## begin
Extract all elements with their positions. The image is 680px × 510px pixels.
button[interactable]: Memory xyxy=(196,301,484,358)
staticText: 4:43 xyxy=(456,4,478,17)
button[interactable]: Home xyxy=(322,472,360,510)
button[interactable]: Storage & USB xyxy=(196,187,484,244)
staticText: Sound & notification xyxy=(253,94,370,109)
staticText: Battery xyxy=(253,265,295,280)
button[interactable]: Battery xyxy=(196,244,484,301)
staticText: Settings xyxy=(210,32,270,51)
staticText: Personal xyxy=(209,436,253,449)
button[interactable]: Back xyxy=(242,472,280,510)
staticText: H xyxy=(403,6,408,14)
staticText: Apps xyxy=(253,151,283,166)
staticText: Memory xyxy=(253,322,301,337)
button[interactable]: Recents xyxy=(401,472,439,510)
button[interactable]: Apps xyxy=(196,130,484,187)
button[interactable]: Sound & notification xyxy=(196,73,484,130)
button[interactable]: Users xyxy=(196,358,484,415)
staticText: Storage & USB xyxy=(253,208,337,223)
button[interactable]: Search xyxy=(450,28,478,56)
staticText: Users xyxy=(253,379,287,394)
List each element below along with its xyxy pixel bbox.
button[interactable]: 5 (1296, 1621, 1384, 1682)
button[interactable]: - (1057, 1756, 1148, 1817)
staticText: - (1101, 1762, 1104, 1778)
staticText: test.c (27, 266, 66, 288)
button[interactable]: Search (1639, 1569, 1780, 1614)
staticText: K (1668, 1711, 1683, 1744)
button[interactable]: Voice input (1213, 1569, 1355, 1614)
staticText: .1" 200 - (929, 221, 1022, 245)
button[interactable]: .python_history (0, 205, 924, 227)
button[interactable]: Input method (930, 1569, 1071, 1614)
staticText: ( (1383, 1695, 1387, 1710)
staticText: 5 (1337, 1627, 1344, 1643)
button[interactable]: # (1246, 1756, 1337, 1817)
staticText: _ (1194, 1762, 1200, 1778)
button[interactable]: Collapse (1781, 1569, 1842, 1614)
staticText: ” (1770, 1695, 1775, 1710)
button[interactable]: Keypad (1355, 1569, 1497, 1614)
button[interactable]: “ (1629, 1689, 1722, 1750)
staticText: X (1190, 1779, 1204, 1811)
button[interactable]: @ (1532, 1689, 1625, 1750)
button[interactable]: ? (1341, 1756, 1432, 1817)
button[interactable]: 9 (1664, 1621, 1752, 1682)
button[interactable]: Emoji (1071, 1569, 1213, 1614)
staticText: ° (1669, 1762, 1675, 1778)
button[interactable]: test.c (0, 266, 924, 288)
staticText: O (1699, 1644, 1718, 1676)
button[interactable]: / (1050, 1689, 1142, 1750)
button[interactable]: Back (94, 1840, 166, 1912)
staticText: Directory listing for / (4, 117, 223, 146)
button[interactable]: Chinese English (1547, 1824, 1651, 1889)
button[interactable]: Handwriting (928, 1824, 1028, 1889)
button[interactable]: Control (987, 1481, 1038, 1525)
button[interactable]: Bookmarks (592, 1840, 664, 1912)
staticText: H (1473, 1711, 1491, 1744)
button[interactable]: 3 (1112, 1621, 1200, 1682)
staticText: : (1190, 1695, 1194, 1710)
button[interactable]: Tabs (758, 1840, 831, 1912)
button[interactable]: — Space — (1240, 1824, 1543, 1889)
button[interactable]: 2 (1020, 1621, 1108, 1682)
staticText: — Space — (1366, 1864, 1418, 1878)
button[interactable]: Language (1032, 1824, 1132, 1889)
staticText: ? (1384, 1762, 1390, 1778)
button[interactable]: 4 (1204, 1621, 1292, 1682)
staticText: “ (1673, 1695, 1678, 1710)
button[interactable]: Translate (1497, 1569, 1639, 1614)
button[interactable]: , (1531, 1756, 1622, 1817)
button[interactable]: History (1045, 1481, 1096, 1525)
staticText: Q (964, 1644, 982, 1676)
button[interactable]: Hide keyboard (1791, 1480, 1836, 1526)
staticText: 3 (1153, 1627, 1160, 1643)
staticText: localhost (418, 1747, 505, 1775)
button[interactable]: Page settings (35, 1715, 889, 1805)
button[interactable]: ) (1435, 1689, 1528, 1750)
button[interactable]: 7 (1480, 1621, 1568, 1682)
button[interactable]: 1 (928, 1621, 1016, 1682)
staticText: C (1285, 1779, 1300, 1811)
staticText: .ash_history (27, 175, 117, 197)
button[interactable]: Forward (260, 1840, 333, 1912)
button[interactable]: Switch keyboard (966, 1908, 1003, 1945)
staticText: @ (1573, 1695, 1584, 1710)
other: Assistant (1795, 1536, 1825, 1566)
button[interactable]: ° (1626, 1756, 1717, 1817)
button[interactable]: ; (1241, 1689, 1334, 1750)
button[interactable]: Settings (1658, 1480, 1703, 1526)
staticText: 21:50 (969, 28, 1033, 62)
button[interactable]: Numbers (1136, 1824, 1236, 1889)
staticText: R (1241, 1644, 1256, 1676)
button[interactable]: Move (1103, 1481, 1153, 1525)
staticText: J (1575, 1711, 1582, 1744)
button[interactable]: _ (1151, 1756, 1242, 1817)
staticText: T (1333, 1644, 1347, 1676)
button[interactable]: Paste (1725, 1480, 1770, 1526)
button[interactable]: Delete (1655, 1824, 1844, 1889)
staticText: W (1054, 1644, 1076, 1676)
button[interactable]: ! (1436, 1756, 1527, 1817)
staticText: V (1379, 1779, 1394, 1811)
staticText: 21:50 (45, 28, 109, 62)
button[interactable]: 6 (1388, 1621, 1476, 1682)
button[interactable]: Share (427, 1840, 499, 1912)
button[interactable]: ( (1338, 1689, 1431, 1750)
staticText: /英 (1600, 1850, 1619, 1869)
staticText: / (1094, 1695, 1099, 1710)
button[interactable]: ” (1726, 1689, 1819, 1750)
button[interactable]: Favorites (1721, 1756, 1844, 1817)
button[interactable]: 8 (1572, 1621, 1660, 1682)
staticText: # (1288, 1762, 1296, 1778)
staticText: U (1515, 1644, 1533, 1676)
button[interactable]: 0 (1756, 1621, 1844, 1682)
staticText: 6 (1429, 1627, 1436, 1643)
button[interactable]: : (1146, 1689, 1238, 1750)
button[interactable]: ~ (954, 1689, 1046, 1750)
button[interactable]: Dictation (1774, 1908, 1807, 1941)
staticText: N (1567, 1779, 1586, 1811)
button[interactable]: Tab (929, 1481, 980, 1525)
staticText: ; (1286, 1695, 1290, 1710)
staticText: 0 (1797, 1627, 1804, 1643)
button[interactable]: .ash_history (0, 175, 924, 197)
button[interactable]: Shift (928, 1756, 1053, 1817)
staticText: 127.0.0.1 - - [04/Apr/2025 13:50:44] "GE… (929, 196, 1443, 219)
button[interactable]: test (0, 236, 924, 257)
## end
▸ Objective:
Print the lines of the records verbatim, from the start through the line that contains "staticText: Memory xyxy=(253,322,301,337)", with both ends included.

▸ Exercise response:
Extract all elements with their positions. The image is 680px × 510px pixels.
button[interactable]: Memory xyxy=(196,301,484,358)
staticText: 4:43 xyxy=(456,4,478,17)
button[interactable]: Home xyxy=(322,472,360,510)
button[interactable]: Storage & USB xyxy=(196,187,484,244)
staticText: Sound & notification xyxy=(253,94,370,109)
staticText: Battery xyxy=(253,265,295,280)
button[interactable]: Battery xyxy=(196,244,484,301)
staticText: Settings xyxy=(210,32,270,51)
staticText: Personal xyxy=(209,436,253,449)
button[interactable]: Back xyxy=(242,472,280,510)
staticText: H xyxy=(403,6,408,14)
staticText: Apps xyxy=(253,151,283,166)
staticText: Memory xyxy=(253,322,301,337)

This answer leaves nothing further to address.